_Work to complete_.
Locate every line below that contains the word "from" and copy it.
[start]
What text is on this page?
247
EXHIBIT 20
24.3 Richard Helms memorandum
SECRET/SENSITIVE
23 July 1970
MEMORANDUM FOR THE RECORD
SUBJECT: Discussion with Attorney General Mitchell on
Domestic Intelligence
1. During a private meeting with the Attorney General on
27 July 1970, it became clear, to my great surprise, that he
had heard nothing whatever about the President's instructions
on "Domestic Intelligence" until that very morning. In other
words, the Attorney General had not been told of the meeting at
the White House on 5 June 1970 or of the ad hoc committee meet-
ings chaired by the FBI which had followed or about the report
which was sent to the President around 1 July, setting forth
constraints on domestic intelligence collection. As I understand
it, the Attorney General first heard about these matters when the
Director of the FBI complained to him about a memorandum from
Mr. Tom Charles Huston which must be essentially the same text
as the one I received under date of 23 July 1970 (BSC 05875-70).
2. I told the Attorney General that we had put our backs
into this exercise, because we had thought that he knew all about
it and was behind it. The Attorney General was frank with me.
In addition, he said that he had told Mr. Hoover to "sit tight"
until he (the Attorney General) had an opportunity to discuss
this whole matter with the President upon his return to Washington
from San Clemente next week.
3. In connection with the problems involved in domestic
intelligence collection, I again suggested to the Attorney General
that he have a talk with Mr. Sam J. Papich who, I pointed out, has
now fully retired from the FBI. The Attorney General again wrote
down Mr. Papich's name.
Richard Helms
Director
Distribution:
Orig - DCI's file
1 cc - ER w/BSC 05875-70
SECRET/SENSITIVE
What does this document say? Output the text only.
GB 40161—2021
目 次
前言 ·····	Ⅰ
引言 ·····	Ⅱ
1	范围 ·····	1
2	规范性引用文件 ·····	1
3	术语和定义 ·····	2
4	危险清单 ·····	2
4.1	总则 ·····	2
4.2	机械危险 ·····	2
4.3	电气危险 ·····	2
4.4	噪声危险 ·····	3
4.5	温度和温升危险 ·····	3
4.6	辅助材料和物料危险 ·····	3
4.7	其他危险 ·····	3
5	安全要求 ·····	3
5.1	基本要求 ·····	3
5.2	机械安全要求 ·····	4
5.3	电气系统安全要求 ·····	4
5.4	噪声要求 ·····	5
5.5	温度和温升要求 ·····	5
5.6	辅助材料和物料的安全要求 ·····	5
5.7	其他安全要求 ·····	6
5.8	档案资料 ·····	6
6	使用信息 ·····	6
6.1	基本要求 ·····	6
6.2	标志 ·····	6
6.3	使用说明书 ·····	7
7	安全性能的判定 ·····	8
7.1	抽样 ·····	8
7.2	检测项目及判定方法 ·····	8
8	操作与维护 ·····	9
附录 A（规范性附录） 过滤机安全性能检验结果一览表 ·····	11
[end]
[start]
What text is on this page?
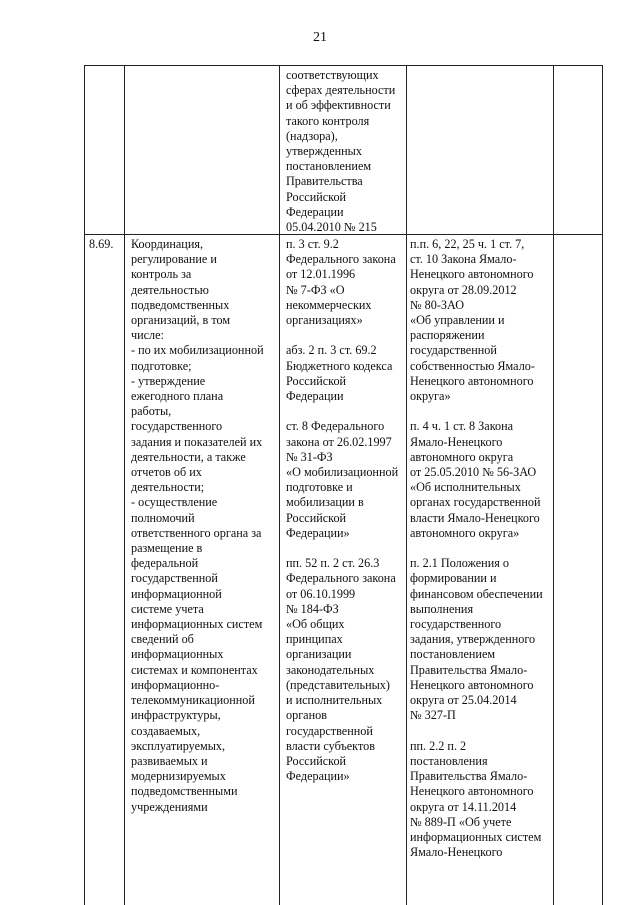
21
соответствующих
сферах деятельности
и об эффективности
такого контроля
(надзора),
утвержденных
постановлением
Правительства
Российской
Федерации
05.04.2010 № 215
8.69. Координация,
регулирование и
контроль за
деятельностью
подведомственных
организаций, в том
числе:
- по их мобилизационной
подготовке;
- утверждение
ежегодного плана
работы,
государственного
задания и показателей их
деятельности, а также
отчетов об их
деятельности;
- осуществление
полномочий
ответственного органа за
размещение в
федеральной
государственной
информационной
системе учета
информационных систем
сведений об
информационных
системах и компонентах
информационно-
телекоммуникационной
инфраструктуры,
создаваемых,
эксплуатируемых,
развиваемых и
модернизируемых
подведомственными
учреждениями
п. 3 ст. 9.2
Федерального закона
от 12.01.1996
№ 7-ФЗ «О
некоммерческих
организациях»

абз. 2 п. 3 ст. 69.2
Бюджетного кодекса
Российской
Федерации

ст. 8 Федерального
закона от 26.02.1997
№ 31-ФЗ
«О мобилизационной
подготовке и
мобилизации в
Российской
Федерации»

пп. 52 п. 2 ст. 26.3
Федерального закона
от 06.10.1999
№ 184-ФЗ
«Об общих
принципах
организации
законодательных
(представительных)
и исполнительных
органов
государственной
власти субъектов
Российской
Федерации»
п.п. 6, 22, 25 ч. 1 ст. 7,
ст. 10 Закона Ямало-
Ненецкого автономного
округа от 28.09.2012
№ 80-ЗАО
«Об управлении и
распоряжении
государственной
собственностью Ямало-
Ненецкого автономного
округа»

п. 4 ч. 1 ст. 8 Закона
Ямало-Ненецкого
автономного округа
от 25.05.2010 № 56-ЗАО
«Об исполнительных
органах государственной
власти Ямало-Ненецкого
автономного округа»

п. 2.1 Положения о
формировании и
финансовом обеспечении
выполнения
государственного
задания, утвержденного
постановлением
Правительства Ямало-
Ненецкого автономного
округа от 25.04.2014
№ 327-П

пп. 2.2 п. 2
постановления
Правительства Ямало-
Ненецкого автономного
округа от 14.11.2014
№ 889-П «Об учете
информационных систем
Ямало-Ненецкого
[end]
[start]
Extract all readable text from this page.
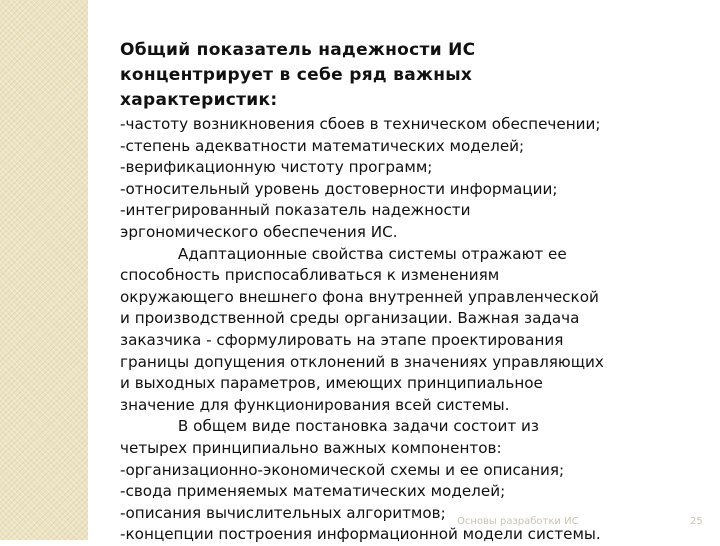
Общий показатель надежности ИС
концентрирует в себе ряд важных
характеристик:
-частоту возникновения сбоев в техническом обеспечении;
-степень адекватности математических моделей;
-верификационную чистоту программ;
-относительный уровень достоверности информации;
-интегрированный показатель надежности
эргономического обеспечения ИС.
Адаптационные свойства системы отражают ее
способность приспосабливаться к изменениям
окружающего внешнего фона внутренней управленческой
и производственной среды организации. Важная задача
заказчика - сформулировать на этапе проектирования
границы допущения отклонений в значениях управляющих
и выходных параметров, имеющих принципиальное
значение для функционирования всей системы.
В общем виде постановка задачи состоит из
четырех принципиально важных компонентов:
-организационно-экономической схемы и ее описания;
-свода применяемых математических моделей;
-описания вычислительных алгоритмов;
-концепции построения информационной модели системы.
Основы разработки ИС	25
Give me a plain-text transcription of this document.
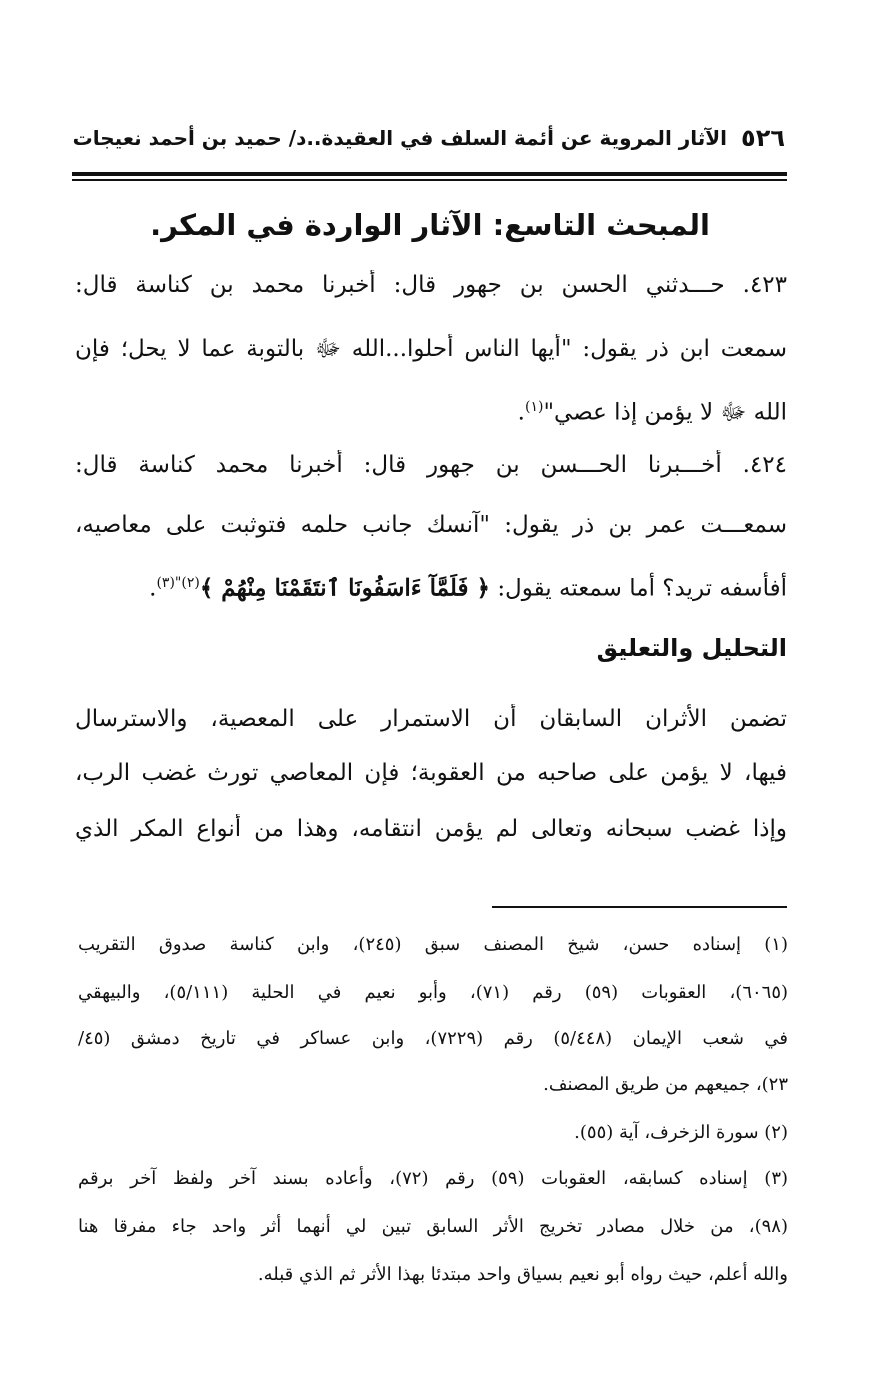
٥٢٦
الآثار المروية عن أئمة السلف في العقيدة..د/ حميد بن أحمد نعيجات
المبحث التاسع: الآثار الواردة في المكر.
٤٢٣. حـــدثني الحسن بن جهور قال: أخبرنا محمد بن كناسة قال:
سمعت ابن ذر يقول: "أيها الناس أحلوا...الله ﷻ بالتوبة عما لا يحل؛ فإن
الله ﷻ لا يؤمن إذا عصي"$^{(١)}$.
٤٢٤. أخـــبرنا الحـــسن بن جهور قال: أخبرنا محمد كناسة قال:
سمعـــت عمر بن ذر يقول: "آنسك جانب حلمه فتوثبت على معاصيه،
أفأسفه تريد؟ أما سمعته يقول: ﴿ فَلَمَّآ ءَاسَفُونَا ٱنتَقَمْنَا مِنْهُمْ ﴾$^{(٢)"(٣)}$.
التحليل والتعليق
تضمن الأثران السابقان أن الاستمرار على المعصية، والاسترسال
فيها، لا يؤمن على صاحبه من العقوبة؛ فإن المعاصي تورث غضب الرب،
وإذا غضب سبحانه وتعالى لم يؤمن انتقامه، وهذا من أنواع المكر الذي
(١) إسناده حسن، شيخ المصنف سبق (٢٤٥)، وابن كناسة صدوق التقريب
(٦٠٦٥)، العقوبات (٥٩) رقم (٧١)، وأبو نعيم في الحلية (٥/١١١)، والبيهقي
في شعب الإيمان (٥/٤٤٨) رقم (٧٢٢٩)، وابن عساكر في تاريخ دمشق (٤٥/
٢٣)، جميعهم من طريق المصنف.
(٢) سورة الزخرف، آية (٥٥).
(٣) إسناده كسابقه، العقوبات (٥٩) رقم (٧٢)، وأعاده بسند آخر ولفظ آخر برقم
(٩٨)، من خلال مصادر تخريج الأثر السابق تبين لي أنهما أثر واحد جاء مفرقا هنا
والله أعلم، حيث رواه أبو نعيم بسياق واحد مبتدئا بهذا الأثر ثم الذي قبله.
[end]
_Answer for this exercise_.
Director of the FBI complained to him about a memorandum from
from San Clemente next week.
now fully retired from the FBI. The Attorney General again wrote
Extract all readable text from this page.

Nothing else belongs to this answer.